> WRITTEN REQUEST:
Search the records for the word "title" and report each line that has it.

> Figure data in JSON:

········

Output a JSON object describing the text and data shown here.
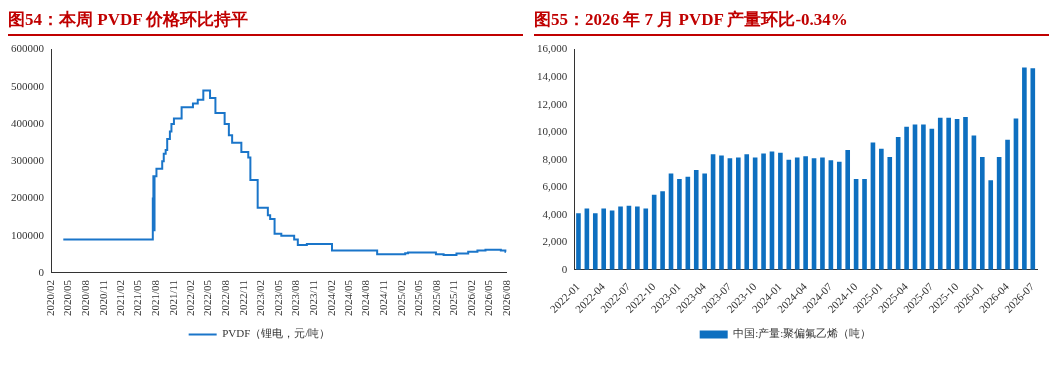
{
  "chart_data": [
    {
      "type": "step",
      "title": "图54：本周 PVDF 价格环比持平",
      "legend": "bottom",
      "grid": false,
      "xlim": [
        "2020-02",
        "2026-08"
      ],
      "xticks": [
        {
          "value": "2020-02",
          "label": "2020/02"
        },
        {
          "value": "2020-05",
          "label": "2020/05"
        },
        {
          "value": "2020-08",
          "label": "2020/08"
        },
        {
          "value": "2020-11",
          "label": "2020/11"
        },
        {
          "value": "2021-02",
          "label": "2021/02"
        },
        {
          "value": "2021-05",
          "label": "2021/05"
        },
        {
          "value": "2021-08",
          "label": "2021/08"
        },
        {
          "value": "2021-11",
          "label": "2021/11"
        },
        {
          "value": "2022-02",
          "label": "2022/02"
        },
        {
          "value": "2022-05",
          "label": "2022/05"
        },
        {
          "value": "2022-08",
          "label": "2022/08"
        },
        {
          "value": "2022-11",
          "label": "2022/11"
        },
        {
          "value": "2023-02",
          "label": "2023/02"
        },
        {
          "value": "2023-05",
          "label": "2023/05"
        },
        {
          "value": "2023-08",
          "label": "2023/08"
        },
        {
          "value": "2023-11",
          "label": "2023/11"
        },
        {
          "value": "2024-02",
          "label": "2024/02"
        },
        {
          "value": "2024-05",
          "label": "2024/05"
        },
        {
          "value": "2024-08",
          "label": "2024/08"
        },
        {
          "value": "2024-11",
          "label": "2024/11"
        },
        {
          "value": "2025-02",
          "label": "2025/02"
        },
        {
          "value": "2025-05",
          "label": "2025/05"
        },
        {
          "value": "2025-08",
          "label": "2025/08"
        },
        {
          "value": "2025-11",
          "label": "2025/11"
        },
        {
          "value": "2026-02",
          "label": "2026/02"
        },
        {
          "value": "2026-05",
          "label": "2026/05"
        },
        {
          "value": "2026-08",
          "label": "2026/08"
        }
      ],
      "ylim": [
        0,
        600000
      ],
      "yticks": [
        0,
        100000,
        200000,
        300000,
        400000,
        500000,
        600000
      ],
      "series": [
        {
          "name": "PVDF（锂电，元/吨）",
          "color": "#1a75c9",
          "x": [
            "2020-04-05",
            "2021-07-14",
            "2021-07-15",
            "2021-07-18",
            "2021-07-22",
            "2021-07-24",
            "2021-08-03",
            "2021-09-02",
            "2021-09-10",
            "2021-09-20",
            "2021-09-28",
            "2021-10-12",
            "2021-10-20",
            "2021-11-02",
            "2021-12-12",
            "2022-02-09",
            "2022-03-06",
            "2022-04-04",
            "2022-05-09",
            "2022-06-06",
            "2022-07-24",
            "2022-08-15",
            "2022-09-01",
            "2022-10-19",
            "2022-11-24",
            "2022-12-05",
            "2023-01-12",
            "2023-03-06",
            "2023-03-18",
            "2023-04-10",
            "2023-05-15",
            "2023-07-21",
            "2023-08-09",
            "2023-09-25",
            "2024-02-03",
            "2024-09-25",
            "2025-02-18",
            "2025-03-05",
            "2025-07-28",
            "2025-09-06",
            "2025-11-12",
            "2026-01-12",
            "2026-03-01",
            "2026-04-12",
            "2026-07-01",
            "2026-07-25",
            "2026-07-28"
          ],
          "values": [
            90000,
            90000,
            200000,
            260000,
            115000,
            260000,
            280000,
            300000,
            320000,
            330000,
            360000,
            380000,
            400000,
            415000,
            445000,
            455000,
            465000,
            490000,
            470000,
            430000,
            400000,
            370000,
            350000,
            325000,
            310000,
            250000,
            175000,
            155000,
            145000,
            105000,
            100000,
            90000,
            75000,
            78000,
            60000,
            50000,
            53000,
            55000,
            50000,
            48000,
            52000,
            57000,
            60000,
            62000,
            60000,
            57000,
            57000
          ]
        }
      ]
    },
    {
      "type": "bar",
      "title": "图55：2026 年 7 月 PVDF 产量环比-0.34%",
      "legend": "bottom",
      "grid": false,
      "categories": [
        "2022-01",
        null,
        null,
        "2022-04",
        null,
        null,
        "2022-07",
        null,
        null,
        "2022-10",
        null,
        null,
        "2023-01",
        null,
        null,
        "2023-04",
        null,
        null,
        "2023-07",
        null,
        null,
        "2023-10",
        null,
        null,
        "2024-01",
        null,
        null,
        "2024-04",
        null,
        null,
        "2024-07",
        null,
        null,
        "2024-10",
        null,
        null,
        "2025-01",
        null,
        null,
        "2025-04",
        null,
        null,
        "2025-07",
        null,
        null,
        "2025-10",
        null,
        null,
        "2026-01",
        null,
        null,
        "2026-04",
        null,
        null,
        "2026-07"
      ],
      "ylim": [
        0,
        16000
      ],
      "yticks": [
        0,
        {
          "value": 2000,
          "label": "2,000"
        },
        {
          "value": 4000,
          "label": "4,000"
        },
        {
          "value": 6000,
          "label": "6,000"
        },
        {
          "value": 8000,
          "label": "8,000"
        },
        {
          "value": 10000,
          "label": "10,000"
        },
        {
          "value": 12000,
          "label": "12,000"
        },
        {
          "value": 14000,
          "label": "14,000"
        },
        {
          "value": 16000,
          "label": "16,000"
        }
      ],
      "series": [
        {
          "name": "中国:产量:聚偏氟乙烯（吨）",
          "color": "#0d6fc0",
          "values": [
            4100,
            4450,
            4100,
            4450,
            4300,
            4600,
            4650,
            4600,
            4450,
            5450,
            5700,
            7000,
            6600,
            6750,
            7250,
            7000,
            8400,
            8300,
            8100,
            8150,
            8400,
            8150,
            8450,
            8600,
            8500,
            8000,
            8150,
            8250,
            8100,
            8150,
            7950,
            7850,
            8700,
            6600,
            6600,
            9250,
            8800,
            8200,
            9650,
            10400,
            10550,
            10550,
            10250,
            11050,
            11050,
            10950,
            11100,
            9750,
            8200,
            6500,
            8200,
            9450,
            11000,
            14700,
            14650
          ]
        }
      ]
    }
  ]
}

········

> RESULT OF THE EXERCISE:
      "title": "图54：本周 PVDF 价格环比持平",
      "title": "图55：2026 年 7 月 PVDF 产量环比-0.34%",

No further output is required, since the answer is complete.